• Given problem
Please give the listing again in its entirety, exactly as written.
<<<<
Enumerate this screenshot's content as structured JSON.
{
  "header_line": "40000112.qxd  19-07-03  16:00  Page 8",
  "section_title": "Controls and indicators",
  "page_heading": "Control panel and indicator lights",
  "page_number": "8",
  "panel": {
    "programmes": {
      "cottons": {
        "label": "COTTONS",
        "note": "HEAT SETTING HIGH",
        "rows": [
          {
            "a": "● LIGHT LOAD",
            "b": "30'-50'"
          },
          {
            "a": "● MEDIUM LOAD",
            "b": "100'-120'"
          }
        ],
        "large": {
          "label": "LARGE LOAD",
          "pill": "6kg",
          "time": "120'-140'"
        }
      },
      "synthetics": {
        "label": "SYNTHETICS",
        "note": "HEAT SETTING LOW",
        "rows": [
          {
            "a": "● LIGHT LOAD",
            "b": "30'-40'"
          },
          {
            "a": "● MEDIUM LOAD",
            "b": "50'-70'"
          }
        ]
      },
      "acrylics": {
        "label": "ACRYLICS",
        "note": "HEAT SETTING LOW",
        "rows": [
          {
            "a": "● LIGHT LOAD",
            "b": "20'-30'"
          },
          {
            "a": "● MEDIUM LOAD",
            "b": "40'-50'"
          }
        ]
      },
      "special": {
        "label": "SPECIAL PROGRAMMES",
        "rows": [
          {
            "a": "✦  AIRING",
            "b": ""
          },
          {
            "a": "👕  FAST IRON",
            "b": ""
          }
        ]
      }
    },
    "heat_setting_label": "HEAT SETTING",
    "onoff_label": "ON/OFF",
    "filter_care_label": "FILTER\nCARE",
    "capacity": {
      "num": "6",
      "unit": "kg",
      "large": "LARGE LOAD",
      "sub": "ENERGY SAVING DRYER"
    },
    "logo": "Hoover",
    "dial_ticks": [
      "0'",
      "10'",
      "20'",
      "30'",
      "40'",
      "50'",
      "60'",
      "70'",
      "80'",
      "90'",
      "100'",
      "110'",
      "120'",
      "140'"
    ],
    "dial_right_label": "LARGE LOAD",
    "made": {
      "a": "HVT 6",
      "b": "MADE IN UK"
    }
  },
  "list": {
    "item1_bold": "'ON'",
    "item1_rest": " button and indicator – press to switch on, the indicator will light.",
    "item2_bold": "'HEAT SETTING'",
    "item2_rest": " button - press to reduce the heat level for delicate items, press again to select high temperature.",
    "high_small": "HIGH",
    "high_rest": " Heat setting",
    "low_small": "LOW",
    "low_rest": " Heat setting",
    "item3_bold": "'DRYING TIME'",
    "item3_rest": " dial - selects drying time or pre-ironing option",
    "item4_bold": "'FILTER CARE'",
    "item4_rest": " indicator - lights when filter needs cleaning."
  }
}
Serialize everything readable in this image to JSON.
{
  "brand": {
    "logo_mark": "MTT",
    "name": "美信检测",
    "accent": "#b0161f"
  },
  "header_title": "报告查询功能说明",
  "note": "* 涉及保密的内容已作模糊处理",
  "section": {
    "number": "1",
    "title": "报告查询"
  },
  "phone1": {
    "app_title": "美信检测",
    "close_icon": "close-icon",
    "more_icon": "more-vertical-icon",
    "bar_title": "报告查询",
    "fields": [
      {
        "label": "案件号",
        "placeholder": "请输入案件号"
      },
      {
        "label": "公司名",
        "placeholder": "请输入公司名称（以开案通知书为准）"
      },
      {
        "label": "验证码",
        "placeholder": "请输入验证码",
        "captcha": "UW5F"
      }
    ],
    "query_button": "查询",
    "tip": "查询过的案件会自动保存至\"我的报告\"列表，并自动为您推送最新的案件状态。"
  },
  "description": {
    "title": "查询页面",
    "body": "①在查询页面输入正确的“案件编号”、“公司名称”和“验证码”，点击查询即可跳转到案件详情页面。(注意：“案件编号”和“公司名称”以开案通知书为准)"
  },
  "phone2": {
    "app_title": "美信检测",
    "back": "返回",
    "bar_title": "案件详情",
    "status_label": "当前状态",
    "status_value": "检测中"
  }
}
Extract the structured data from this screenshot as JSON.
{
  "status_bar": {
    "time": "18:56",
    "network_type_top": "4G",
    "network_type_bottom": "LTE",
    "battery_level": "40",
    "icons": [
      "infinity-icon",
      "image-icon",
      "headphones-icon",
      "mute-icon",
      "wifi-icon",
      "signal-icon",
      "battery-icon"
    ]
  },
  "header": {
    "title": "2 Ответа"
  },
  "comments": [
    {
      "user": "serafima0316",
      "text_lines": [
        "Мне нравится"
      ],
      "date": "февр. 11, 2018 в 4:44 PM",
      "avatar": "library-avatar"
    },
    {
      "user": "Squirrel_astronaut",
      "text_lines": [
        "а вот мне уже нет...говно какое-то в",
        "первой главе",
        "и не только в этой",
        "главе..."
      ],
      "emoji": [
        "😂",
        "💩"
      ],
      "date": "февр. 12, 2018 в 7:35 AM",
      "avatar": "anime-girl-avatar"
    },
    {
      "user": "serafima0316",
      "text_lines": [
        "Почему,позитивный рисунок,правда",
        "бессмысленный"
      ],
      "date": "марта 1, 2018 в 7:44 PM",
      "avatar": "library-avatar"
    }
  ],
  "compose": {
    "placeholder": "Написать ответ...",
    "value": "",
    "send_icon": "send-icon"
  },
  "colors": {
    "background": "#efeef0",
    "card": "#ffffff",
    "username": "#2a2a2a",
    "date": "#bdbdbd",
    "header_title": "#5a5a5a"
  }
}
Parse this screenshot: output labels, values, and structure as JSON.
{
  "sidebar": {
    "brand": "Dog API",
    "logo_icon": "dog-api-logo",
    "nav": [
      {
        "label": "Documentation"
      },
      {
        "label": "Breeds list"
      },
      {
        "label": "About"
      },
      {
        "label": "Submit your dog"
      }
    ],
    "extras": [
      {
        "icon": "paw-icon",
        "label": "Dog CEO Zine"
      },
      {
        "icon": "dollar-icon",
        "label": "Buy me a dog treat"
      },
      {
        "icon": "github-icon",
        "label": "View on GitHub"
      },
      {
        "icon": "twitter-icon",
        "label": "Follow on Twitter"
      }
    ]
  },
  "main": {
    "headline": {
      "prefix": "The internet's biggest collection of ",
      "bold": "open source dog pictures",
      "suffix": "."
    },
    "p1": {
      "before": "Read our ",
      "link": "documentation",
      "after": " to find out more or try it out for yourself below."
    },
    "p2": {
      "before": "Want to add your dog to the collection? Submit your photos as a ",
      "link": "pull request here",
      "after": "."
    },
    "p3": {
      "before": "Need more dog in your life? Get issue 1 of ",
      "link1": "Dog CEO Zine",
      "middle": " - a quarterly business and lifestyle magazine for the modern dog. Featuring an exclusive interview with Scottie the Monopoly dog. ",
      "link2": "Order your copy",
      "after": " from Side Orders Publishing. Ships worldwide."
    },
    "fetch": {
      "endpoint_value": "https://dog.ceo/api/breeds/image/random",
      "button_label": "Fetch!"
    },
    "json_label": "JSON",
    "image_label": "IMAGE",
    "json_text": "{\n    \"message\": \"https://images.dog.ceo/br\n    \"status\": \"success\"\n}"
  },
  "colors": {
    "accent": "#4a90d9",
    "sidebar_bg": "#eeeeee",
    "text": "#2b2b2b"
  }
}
>>>>
• Complete output
Enumerate this screenshot's content as structured JSON.
{
  "header_line": "40000112.qxd  19-07-03  16:00  Page 8",
  "section_title": "Controls and indicators",
  "page_heading": "Control panel and indicator lights",
  "page_number": "8",
  "panel": {
    "programmes": {
      "cottons": {
        "label": "COTTONS",
        "note": "HEAT SETTING HIGH",
        "rows": [
          {
            "a": "● LIGHT LOAD",
            "b": "30'-50'"
          },
          {
            "a": "● MEDIUM LOAD",
            "b": "100'-120'"
          }
        ],
        "large": {
          "label": "LARGE LOAD",
          "pill": "6kg",
          "time": "120'-140'"
        }
      },
      "synthetics": {
        "label": "SYNTHETICS",
        "note": "HEAT SETTING LOW",
        "rows": [
          {
            "a": "● LIGHT LOAD",
            "b": "30'-40'"
          },
          {
            "a": "● MEDIUM LOAD",
            "b": "50'-70'"
          }
        ]
      },
      "acrylics": {
        "label": "ACRYLICS",
        "note": "HEAT SETTING LOW",
        "rows": [
          {
            "a": "● LIGHT LOAD",
            "b": "20'-30'"
          },
          {
            "a": "● MEDIUM LOAD",
            "b": "40'-50'"
          }
        ]
      },
      "special": {
        "label": "SPECIAL PROGRAMMES",
        "rows": [
          {
            "a": "✦  AIRING",
            "b": ""
          },
          {
            "a": "👕  FAST IRON",
            "b": ""
          }
        ]
      }
    },
    "heat_setting_label": "HEAT SETTING",
    "onoff_label": "ON/OFF",
    "filter_care_label": "FILTER\nCARE",
    "capacity": {
      "num": "6",
      "unit": "kg",
      "large": "LARGE LOAD",
      "sub": "ENERGY SAVING DRYER"
    },
    "logo": "Hoover",
    "dial_ticks": [
      "0'",
      "10'",
      "20'",
      "30'",
      "40'",
      "50'",
      "60'",
      "70'",
      "80'",
      "90'",
      "100'",
      "110'",
      "120'",
      "140'"
    ],
    "dial_right_label": "LARGE LOAD",
    "made": {
      "a": "HVT 6",
      "b": "MADE IN UK"
    }
  },
  "list": {
    "item1_bold": "'ON'",
    "item1_rest": " button and indicator – press to switch on, the indicator will light.",
    "item2_bold": "'HEAT SETTING'",
    "item2_rest": " button - press to reduce the heat level for delicate items, press again to select high temperature.",
    "high_small": "HIGH",
    "high_rest": " Heat setting",
    "low_small": "LOW",
    "low_rest": " Heat setting",
    "item3_bold": "'DRYING TIME'",
    "item3_rest": " dial - selects drying time or pre-ironing option",
    "item4_bold": "'FILTER CARE'",
    "item4_rest": " indicator - lights when filter needs cleaning."
  }
}
Serialize everything readable in this image to JSON.
{
  "brand": {
    "logo_mark": "MTT",
    "name": "美信检测",
    "accent": "#b0161f"
  },
  "header_title": "报告查询功能说明",
  "note": "* 涉及保密的内容已作模糊处理",
  "section": {
    "number": "1",
    "title": "报告查询"
  },
  "phone1": {
    "app_title": "美信检测",
    "close_icon": "close-icon",
    "more_icon": "more-vertical-icon",
    "bar_title": "报告查询",
    "fields": [
      {
        "label": "案件号",
        "placeholder": "请输入案件号"
      },
      {
        "label": "公司名",
        "placeholder": "请输入公司名称（以开案通知书为准）"
      },
      {
        "label": "验证码",
        "placeholder": "请输入验证码",
        "captcha": "UW5F"
      }
    ],
    "query_button": "查询",
    "tip": "查询过的案件会自动保存至\"我的报告\"列表，并自动为您推送最新的案件状态。"
  },
  "description": {
    "title": "查询页面",
    "body": "①在查询页面输入正确的“案件编号”、“公司名称”和“验证码”，点击查询即可跳转到案件详情页面。(注意：“案件编号”和“公司名称”以开案通知书为准)"
  },
  "phone2": {
    "app_title": "美信检测",
    "back": "返回",
    "bar_title": "案件详情",
    "status_label": "当前状态",
    "status_value": "检测中"
  }
}
Extract the structured data from this screenshot as JSON.
{
  "status_bar": {
    "time": "18:56",
    "network_type_top": "4G",
    "network_type_bottom": "LTE",
    "battery_level": "40",
    "icons": [
      "infinity-icon",
      "image-icon",
      "headphones-icon",
      "mute-icon",
      "wifi-icon",
      "signal-icon",
      "battery-icon"
    ]
  },
  "header": {
    "title": "2 Ответа"
  },
  "comments": [
    {
      "user": "serafima0316",
      "text_lines": [
        "Мне нравится"
      ],
      "date": "февр. 11, 2018 в 4:44 PM",
      "avatar": "library-avatar"
    },
    {
      "user": "Squirrel_astronaut",
      "text_lines": [
        "а вот мне уже нет...говно какое-то в",
        "первой главе",
        "и не только в этой",
        "главе..."
      ],
      "emoji": [
        "😂",
        "💩"
      ],
      "date": "февр. 12, 2018 в 7:35 AM",
      "avatar": "anime-girl-avatar"
    },
    {
      "user": "serafima0316",
      "text_lines": [
        "Почему,позитивный рисунок,правда",
        "бессмысленный"
      ],
      "date": "марта 1, 2018 в 7:44 PM",
      "avatar": "library-avatar"
    }
  ],
  "compose": {
    "placeholder": "Написать ответ...",
    "value": "",
    "send_icon": "send-icon"
  },
  "colors": {
    "background": "#efeef0",
    "card": "#ffffff",
    "username": "#2a2a2a",
    "date": "#bdbdbd",
    "header_title": "#5a5a5a"
  }
}
Parse this screenshot: output labels, values, and structure as JSON.
{
  "sidebar": {
    "brand": "Dog API",
    "logo_icon": "dog-api-logo",
    "nav": [
      {
        "label": "Documentation"
      },
      {
        "label": "Breeds list"
      },
      {
        "label": "About"
      },
      {
        "label": "Submit your dog"
      }
    ],
    "extras": [
      {
        "icon": "paw-icon",
        "label": "Dog CEO Zine"
      },
      {
        "icon": "dollar-icon",
        "label": "Buy me a dog treat"
      },
      {
        "icon": "github-icon",
        "label": "View on GitHub"
      },
      {
        "icon": "twitter-icon",
        "label": "Follow on Twitter"
      }
    ]
  },
  "main": {
    "headline": {
      "prefix": "The internet's biggest collection of ",
      "bold": "open source dog pictures",
      "suffix": "."
    },
    "p1": {
      "before": "Read our ",
      "link": "documentation",
      "after": " to find out more or try it out for yourself below."
    },
    "p2": {
      "before": "Want to add your dog to the collection? Submit your photos as a ",
      "link": "pull request here",
      "after": "."
    },
    "p3": {
      "before": "Need more dog in your life? Get issue 1 of ",
      "link1": "Dog CEO Zine",
      "middle": " - a quarterly business and lifestyle magazine for the modern dog. Featuring an exclusive interview with Scottie the Monopoly dog. ",
      "link2": "Order your copy",
      "after": " from Side Orders Publishing. Ships worldwide."
    },
    "fetch": {
      "endpoint_value": "https://dog.ceo/api/breeds/image/random",
      "button_label": "Fetch!"
    },
    "json_label": "JSON",
    "image_label": "IMAGE",
    "json_text": "{\n    \"message\": \"https://images.dog.ceo/br\n    \"status\": \"success\"\n}"
  },
  "colors": {
    "accent": "#4a90d9",
    "sidebar_bg": "#eeeeee",
    "text": "#2b2b2b"
  }
}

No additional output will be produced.